--- Extracted material ---
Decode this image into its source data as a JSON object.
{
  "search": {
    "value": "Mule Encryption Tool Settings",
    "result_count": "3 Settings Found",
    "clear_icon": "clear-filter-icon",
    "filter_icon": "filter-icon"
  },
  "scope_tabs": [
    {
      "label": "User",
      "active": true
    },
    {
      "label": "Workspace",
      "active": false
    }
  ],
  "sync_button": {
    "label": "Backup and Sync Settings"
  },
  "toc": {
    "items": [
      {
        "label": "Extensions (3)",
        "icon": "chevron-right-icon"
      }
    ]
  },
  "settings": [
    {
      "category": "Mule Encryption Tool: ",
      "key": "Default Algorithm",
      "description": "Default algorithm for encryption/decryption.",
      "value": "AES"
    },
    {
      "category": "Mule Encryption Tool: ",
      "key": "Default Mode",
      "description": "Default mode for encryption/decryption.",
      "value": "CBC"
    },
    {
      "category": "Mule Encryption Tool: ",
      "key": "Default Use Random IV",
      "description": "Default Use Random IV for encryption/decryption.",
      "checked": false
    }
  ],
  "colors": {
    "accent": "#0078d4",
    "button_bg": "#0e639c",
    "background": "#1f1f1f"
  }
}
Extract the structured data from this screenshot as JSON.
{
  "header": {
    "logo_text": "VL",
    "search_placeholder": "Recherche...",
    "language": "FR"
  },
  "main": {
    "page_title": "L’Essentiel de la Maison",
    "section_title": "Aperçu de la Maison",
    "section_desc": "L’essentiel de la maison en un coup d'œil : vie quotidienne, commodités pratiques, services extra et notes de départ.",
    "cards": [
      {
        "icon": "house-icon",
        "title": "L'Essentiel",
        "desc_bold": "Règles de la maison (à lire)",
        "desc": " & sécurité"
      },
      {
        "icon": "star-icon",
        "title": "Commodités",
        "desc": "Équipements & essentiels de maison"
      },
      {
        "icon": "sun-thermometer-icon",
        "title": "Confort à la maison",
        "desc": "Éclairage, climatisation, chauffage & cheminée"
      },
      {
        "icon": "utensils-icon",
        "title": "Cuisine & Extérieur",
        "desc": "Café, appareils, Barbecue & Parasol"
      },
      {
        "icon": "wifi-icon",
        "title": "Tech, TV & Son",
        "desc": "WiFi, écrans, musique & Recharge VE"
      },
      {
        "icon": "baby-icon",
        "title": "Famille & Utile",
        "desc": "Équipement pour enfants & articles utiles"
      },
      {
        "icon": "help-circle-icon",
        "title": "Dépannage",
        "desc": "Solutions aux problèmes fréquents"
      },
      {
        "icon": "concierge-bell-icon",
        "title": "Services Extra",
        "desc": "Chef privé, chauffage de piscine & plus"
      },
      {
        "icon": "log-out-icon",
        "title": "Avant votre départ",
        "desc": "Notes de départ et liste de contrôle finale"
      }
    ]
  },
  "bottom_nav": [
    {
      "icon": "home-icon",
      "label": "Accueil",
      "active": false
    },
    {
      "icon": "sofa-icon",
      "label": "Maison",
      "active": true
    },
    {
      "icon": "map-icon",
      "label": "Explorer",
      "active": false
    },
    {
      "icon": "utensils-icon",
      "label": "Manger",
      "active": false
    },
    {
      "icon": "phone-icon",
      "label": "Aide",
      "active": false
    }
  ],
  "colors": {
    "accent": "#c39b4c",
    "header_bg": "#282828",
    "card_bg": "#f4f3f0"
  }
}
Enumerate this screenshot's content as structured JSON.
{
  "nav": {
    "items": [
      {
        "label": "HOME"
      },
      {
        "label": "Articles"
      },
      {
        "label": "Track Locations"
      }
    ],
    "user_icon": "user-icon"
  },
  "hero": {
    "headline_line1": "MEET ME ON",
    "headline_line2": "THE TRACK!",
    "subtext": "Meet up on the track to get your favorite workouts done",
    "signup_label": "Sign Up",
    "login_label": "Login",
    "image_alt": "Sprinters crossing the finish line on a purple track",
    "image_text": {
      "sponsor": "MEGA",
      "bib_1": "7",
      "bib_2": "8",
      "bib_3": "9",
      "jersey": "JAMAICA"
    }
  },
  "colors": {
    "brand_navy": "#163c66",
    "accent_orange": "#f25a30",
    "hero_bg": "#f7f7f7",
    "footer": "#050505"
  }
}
---
What is needed
Output the listing above word for word.

Answer to this exercise
Decode this image into its source data as a JSON object.
{
  "search": {
    "value": "Mule Encryption Tool Settings",
    "result_count": "3 Settings Found",
    "clear_icon": "clear-filter-icon",
    "filter_icon": "filter-icon"
  },
  "scope_tabs": [
    {
      "label": "User",
      "active": true
    },
    {
      "label": "Workspace",
      "active": false
    }
  ],
  "sync_button": {
    "label": "Backup and Sync Settings"
  },
  "toc": {
    "items": [
      {
        "label": "Extensions (3)",
        "icon": "chevron-right-icon"
      }
    ]
  },
  "settings": [
    {
      "category": "Mule Encryption Tool: ",
      "key": "Default Algorithm",
      "description": "Default algorithm for encryption/decryption.",
      "value": "AES"
    },
    {
      "category": "Mule Encryption Tool: ",
      "key": "Default Mode",
      "description": "Default mode for encryption/decryption.",
      "value": "CBC"
    },
    {
      "category": "Mule Encryption Tool: ",
      "key": "Default Use Random IV",
      "description": "Default Use Random IV for encryption/decryption.",
      "checked": false
    }
  ],
  "colors": {
    "accent": "#0078d4",
    "button_bg": "#0e639c",
    "background": "#1f1f1f"
  }
}
Extract the structured data from this screenshot as JSON.
{
  "header": {
    "logo_text": "VL",
    "search_placeholder": "Recherche...",
    "language": "FR"
  },
  "main": {
    "page_title": "L’Essentiel de la Maison",
    "section_title": "Aperçu de la Maison",
    "section_desc": "L’essentiel de la maison en un coup d'œil : vie quotidienne, commodités pratiques, services extra et notes de départ.",
    "cards": [
      {
        "icon": "house-icon",
        "title": "L'Essentiel",
        "desc_bold": "Règles de la maison (à lire)",
        "desc": " & sécurité"
      },
      {
        "icon": "star-icon",
        "title": "Commodités",
        "desc": "Équipements & essentiels de maison"
      },
      {
        "icon": "sun-thermometer-icon",
        "title": "Confort à la maison",
        "desc": "Éclairage, climatisation, chauffage & cheminée"
      },
      {
        "icon": "utensils-icon",
        "title": "Cuisine & Extérieur",
        "desc": "Café, appareils, Barbecue & Parasol"
      },
      {
        "icon": "wifi-icon",
        "title": "Tech, TV & Son",
        "desc": "WiFi, écrans, musique & Recharge VE"
      },
      {
        "icon": "baby-icon",
        "title": "Famille & Utile",
        "desc": "Équipement pour enfants & articles utiles"
      },
      {
        "icon": "help-circle-icon",
        "title": "Dépannage",
        "desc": "Solutions aux problèmes fréquents"
      },
      {
        "icon": "concierge-bell-icon",
        "title": "Services Extra",
        "desc": "Chef privé, chauffage de piscine & plus"
      },
      {
        "icon": "log-out-icon",
        "title": "Avant votre départ",
        "desc": "Notes de départ et liste de contrôle finale"
      }
    ]
  },
  "bottom_nav": [
    {
      "icon": "home-icon",
      "label": "Accueil",
      "active": false
    },
    {
      "icon": "sofa-icon",
      "label": "Maison",
      "active": true
    },
    {
      "icon": "map-icon",
      "label": "Explorer",
      "active": false
    },
    {
      "icon": "utensils-icon",
      "label": "Manger",
      "active": false
    },
    {
      "icon": "phone-icon",
      "label": "Aide",
      "active": false
    }
  ],
  "colors": {
    "accent": "#c39b4c",
    "header_bg": "#282828",
    "card_bg": "#f4f3f0"
  }
}
Enumerate this screenshot's content as structured JSON.
{
  "nav": {
    "items": [
      {
        "label": "HOME"
      },
      {
        "label": "Articles"
      },
      {
        "label": "Track Locations"
      }
    ],
    "user_icon": "user-icon"
  },
  "hero": {
    "headline_line1": "MEET ME ON",
    "headline_line2": "THE TRACK!",
    "subtext": "Meet up on the track to get your favorite workouts done",
    "signup_label": "Sign Up",
    "login_label": "Login",
    "image_alt": "Sprinters crossing the finish line on a purple track",
    "image_text": {
      "sponsor": "MEGA",
      "bib_1": "7",
      "bib_2": "8",
      "bib_3": "9",
      "jersey": "JAMAICA"
    }
  },
  "colors": {
    "brand_navy": "#163c66",
    "accent_orange": "#f25a30",
    "hero_bg": "#f7f7f7",
    "footer": "#050505"
  }
}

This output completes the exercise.